== Material for this exercise ==

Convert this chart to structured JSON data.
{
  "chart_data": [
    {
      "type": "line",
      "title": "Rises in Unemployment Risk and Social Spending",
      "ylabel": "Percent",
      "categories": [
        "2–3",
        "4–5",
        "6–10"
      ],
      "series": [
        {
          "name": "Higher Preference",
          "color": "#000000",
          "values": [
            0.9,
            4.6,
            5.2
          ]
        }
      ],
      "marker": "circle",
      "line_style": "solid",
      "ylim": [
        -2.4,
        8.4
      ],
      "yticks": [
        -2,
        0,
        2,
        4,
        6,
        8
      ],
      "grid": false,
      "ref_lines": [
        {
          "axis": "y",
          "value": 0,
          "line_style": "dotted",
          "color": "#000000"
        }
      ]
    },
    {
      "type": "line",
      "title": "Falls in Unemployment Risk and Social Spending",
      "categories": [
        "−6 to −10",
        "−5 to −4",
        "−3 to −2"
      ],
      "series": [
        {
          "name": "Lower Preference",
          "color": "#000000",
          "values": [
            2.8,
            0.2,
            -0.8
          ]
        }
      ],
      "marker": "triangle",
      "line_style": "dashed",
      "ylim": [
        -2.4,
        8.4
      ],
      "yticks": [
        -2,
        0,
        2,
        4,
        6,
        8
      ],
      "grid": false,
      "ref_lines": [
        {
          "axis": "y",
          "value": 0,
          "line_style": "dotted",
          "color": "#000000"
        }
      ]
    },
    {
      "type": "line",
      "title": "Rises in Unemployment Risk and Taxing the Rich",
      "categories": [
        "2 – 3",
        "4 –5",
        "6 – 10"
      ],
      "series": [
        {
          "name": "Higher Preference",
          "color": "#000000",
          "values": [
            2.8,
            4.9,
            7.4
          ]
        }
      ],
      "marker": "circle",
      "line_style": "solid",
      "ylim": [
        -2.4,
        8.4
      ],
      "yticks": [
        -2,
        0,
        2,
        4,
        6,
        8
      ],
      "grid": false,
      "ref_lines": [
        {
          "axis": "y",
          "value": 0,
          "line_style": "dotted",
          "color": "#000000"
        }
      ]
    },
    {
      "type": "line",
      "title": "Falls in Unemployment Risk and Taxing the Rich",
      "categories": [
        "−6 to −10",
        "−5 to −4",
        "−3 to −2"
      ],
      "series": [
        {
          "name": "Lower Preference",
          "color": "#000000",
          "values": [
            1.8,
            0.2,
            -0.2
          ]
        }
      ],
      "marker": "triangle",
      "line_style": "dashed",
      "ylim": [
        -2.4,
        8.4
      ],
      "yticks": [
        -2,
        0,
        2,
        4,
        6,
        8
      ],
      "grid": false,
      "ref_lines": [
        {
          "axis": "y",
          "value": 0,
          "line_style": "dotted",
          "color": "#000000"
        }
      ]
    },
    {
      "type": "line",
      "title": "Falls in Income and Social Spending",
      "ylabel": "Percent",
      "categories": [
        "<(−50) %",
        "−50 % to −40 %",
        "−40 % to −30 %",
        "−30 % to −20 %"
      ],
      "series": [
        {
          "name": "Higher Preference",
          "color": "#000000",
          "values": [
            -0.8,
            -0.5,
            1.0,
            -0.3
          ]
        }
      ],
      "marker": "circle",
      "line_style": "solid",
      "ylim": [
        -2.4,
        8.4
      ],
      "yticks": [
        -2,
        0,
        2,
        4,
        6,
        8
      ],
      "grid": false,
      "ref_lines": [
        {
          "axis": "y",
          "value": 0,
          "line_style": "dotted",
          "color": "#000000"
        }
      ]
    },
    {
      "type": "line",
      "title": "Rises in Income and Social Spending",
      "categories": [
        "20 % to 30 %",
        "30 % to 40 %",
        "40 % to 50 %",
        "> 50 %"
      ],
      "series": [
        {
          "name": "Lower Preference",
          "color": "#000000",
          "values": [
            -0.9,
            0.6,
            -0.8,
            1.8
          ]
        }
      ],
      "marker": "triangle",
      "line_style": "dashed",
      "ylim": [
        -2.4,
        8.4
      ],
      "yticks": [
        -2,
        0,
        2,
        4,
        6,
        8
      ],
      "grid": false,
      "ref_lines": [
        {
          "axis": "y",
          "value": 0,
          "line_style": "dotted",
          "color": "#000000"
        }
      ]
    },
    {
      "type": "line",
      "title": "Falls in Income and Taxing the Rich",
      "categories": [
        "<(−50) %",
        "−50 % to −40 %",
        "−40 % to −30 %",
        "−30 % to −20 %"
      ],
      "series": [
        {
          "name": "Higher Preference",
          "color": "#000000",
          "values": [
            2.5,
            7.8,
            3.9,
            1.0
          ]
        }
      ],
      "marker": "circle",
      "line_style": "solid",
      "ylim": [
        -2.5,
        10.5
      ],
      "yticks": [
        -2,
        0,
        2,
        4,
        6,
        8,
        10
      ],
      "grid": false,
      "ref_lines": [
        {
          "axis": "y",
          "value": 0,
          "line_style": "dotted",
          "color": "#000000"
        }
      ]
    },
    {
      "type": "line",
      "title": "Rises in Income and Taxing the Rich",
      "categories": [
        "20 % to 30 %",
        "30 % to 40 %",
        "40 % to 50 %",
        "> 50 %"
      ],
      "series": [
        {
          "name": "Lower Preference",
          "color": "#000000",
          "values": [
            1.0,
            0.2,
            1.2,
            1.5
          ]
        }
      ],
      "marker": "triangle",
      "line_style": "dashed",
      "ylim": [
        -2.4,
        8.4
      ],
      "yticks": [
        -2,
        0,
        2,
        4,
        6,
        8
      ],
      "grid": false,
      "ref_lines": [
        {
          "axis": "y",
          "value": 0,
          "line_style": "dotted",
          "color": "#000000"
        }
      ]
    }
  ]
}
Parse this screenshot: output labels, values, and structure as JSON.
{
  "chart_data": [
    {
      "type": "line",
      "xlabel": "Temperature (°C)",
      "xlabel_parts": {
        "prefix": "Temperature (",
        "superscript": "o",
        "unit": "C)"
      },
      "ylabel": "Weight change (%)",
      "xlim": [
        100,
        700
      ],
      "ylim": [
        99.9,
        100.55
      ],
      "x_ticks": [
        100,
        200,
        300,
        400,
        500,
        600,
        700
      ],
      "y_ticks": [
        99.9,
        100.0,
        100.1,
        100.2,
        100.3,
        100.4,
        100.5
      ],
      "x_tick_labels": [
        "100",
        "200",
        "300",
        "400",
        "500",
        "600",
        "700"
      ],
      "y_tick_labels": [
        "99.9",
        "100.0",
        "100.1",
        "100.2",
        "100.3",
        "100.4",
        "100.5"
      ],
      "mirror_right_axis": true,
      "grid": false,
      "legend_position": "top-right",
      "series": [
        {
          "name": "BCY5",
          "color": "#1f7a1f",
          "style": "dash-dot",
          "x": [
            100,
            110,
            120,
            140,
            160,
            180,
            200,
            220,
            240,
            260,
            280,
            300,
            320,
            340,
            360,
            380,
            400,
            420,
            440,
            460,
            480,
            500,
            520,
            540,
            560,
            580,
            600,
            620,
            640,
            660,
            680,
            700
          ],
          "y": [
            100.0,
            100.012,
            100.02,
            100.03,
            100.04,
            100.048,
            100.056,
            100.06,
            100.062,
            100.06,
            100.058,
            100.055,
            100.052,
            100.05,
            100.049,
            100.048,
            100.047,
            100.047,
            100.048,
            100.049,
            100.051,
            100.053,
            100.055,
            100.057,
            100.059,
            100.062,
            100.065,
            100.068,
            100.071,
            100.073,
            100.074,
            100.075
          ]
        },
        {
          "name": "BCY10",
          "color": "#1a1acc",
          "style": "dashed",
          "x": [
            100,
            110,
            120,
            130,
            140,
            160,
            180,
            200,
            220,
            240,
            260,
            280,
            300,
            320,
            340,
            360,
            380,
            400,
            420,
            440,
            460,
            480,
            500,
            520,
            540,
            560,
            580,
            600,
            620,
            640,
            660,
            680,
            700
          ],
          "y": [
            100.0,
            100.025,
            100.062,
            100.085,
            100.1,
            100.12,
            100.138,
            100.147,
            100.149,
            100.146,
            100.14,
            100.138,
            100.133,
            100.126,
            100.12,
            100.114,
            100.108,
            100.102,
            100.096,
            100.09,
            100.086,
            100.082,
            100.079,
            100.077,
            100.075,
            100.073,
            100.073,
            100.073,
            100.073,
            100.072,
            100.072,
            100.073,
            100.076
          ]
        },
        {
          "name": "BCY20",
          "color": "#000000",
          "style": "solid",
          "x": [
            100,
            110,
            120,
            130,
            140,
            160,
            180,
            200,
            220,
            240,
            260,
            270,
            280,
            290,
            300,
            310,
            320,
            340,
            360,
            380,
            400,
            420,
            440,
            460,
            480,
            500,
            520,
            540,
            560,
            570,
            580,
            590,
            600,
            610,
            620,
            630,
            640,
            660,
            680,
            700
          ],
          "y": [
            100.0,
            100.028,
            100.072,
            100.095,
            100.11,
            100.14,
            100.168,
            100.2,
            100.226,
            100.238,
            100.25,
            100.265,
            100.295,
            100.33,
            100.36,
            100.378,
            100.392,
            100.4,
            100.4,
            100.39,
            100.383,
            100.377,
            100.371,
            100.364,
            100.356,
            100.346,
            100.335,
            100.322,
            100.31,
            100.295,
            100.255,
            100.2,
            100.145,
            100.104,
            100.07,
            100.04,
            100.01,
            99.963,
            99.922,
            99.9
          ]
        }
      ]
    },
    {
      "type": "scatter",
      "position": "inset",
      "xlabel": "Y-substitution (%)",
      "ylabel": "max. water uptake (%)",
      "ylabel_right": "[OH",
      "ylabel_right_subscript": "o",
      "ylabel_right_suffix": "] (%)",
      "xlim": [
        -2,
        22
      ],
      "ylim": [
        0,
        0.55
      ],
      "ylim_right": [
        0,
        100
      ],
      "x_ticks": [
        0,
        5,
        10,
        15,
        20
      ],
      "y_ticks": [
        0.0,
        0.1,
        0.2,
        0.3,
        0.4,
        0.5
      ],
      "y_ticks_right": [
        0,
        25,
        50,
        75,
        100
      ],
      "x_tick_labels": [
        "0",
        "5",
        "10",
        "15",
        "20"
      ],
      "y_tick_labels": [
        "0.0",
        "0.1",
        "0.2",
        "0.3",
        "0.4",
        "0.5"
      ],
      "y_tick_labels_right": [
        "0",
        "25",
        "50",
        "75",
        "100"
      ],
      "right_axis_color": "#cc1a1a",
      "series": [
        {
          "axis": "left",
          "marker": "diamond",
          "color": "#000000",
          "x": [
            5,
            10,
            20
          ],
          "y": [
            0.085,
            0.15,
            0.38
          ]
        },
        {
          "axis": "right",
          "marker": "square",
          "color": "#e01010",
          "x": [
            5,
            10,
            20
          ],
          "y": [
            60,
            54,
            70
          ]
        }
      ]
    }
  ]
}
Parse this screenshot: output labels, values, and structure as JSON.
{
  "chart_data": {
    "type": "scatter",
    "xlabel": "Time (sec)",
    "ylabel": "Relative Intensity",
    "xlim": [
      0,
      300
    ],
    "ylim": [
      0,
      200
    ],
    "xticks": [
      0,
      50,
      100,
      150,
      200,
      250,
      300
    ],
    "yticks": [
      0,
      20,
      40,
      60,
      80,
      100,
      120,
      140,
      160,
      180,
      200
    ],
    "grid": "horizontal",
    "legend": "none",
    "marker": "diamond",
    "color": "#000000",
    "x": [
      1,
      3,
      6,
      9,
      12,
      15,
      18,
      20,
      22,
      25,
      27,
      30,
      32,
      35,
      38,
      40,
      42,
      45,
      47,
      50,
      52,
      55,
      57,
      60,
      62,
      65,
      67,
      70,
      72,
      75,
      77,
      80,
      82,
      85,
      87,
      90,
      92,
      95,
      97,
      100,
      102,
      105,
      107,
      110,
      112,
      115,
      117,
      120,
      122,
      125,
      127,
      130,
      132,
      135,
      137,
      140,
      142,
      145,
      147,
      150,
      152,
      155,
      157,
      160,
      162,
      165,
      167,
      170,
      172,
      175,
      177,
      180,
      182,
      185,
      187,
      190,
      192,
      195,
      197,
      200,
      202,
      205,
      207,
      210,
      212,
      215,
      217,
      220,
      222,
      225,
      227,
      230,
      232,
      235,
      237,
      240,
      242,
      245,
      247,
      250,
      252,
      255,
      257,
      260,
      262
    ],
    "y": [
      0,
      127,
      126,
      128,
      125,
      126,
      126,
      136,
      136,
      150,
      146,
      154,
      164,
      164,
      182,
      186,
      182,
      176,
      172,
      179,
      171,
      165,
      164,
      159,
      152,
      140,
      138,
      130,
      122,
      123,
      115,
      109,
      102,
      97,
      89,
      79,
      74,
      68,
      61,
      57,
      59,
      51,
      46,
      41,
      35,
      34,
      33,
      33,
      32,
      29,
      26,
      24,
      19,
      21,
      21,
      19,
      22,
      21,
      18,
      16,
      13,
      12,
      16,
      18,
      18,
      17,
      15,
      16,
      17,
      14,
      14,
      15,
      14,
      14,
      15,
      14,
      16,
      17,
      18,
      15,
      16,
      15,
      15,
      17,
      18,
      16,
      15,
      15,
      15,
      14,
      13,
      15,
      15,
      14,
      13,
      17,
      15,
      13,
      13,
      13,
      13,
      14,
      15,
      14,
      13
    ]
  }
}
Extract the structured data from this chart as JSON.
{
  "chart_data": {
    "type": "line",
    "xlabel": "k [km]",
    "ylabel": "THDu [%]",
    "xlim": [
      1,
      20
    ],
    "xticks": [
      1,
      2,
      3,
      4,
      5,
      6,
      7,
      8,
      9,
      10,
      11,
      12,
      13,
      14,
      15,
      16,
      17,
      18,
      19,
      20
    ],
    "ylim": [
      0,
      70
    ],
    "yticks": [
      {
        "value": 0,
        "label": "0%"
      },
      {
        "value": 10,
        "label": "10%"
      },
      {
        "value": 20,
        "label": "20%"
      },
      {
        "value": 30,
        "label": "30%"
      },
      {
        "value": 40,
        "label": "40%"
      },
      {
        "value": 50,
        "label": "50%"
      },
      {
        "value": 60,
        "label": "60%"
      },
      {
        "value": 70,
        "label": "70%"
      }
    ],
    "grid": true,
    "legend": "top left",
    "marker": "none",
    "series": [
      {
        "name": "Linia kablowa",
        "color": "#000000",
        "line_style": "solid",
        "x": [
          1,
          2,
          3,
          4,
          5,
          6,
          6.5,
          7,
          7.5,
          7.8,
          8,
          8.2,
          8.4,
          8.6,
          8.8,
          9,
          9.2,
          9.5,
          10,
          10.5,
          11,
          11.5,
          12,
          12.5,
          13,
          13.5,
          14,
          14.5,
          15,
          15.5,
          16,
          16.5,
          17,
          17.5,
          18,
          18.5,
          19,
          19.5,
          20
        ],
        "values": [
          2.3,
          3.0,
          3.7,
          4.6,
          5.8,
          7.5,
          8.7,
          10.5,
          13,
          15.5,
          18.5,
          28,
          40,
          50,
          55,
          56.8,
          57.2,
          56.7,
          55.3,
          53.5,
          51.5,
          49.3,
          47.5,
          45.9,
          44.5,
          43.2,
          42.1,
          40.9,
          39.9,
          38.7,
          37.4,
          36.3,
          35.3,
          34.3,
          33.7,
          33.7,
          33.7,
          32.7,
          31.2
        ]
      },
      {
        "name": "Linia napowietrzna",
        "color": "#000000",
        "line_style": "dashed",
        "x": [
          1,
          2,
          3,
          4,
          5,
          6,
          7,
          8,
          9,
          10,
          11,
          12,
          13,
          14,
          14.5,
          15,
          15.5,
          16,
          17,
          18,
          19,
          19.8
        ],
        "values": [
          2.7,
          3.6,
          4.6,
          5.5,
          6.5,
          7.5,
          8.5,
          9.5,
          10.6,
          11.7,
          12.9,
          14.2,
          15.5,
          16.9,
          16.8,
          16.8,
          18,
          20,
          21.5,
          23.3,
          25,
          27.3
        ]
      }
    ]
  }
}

===

◆ Required task ◆
Tally the lines containing "Linia". Provide the number without any other words.

◆ Task solution ◆
2